- **Exercise material**:

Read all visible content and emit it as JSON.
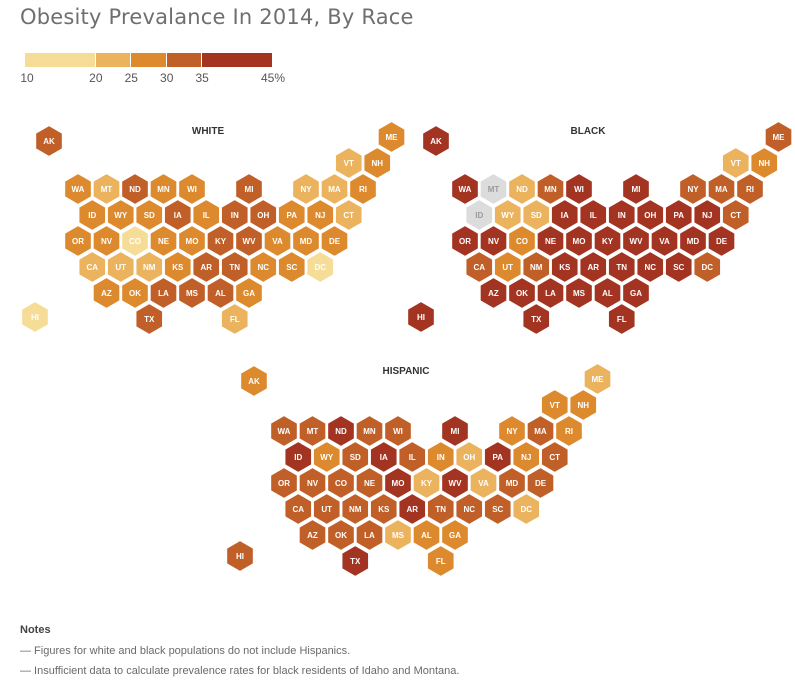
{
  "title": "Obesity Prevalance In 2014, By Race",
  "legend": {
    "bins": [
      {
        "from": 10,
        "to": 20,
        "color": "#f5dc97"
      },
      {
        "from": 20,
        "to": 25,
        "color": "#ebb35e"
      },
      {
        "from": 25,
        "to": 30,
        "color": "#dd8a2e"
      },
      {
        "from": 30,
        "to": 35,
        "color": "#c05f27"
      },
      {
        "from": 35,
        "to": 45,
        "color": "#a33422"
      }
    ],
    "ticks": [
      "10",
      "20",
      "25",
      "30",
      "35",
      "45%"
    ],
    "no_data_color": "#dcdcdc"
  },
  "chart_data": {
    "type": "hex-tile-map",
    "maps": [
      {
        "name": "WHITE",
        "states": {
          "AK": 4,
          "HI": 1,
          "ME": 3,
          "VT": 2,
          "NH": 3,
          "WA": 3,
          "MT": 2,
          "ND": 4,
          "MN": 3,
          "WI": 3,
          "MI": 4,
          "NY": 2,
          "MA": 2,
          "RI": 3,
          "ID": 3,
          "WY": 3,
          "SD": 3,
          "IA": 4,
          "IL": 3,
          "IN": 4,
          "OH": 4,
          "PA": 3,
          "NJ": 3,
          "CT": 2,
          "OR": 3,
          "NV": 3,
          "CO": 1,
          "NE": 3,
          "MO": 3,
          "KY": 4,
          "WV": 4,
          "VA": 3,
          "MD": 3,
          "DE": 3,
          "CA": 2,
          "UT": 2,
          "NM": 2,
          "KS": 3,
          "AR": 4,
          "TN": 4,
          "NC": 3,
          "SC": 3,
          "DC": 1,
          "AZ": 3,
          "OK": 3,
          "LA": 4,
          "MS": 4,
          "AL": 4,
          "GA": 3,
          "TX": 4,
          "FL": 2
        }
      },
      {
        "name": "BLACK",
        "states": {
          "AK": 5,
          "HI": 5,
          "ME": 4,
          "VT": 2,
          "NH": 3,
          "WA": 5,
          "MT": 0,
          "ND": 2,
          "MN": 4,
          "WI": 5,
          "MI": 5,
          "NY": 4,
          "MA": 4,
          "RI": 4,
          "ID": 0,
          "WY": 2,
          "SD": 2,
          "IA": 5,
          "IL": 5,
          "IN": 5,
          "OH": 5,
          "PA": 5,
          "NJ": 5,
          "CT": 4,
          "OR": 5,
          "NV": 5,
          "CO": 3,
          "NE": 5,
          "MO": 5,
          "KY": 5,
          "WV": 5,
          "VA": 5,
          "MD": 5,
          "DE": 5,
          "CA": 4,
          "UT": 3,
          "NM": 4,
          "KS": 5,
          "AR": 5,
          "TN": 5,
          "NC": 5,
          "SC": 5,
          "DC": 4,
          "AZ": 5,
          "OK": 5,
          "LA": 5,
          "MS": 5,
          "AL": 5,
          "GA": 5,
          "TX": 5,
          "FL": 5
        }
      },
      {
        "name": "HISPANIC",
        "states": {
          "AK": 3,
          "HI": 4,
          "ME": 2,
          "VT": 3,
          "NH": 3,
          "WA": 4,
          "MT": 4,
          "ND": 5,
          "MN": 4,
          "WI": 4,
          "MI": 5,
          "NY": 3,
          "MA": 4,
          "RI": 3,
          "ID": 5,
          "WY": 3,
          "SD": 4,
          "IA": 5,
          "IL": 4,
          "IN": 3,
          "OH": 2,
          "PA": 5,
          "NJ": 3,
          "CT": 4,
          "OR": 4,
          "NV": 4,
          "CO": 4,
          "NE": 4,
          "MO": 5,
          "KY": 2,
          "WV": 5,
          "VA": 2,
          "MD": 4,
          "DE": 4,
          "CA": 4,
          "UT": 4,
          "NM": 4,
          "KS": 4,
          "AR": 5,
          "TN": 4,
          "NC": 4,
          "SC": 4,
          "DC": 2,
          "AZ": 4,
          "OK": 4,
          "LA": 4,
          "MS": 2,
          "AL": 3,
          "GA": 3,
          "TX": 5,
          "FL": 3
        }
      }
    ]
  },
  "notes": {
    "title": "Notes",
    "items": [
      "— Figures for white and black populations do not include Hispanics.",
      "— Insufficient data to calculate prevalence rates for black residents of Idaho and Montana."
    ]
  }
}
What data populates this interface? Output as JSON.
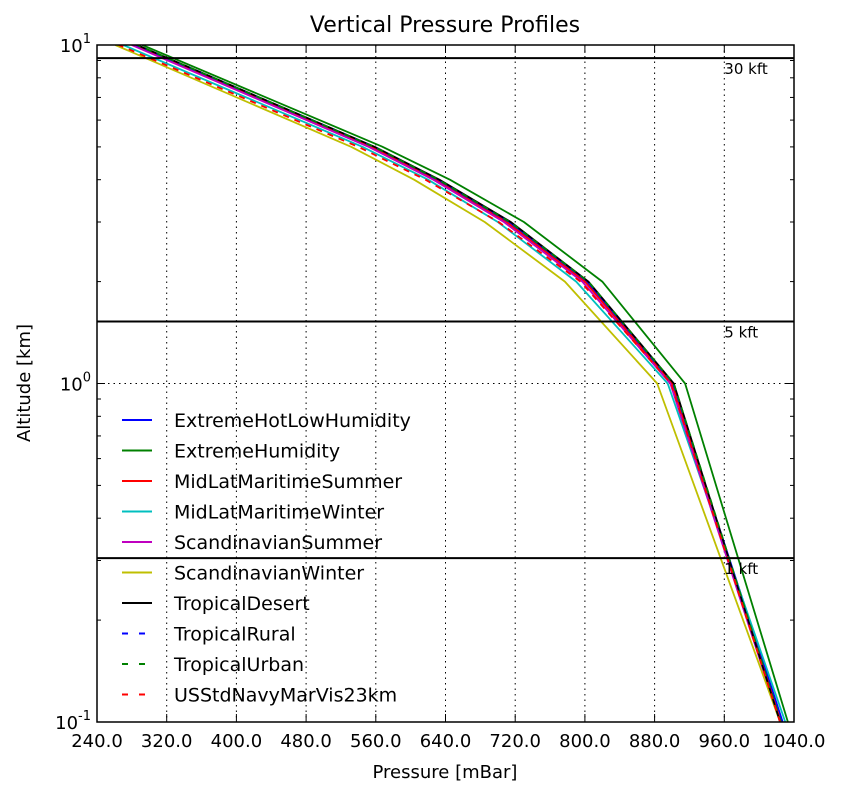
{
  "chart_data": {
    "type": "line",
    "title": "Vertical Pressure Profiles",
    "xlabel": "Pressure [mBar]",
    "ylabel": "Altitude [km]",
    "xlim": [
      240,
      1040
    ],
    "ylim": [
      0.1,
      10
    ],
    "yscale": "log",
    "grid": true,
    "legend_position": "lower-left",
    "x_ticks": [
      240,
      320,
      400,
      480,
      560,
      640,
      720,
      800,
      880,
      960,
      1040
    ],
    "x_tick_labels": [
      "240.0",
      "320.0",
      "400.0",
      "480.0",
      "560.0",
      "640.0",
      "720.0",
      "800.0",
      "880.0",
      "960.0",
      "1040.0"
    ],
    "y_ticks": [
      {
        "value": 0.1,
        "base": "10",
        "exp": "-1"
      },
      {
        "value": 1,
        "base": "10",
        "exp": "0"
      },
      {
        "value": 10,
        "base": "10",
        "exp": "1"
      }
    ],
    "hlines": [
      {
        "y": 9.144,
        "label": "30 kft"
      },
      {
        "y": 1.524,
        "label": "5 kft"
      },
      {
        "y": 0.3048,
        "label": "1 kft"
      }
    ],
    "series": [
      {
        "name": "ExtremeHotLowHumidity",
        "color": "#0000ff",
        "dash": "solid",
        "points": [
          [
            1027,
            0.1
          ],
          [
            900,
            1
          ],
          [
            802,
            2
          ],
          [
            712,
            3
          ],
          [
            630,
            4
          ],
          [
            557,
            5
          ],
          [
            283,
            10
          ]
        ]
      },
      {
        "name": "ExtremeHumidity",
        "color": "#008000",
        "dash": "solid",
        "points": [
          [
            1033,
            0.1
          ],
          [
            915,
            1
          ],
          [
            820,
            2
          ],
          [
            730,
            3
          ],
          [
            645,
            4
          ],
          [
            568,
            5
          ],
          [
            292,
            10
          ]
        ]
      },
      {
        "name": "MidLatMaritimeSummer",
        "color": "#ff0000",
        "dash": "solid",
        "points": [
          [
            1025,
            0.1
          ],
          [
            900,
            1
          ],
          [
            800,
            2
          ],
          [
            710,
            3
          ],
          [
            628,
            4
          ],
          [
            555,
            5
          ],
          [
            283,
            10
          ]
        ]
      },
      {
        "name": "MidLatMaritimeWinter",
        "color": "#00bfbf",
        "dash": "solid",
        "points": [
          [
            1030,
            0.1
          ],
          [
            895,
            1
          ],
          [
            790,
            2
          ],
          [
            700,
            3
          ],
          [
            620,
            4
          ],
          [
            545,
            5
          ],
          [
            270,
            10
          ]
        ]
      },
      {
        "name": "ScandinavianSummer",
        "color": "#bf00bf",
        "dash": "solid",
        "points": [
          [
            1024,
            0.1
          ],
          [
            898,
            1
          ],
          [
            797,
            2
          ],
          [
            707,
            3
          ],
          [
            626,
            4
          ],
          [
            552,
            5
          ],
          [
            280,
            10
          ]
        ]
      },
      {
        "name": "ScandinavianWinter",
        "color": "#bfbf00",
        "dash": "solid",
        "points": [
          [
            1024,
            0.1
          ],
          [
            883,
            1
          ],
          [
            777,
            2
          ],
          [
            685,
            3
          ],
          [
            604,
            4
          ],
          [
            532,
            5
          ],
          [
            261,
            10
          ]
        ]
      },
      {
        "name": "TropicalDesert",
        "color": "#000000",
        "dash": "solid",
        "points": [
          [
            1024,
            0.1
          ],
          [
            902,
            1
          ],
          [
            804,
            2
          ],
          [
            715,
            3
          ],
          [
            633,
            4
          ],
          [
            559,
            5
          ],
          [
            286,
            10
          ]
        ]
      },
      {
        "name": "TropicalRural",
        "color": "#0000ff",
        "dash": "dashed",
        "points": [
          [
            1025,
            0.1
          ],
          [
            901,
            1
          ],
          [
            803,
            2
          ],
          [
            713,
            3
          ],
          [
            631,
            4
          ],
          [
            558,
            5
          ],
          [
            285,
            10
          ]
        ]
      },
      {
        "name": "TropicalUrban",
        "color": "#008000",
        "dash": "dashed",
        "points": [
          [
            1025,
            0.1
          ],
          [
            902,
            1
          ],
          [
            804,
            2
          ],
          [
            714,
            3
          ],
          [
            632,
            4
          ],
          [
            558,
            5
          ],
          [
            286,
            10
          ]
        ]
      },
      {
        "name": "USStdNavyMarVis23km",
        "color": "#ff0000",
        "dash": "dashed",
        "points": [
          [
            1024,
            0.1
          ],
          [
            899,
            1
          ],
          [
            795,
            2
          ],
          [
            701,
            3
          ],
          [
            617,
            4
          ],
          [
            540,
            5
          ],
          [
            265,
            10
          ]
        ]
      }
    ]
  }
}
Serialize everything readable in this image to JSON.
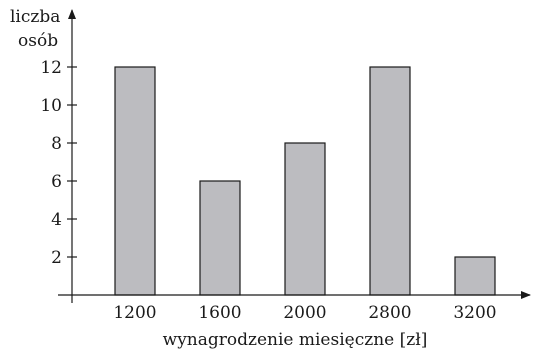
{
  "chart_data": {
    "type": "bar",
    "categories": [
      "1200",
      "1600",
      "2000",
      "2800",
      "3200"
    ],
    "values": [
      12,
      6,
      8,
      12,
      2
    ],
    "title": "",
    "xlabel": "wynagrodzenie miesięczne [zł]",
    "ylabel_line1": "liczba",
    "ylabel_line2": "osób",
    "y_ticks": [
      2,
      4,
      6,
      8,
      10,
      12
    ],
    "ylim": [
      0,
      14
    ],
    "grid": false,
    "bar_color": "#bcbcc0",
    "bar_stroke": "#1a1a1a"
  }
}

- **Short task**: List all lines holding the string "JSON".

- **Output**:
Read all visible content and emit it as JSON.
What data populates this interface? Output as JSON.
Serialize everything readable in this image to JSON.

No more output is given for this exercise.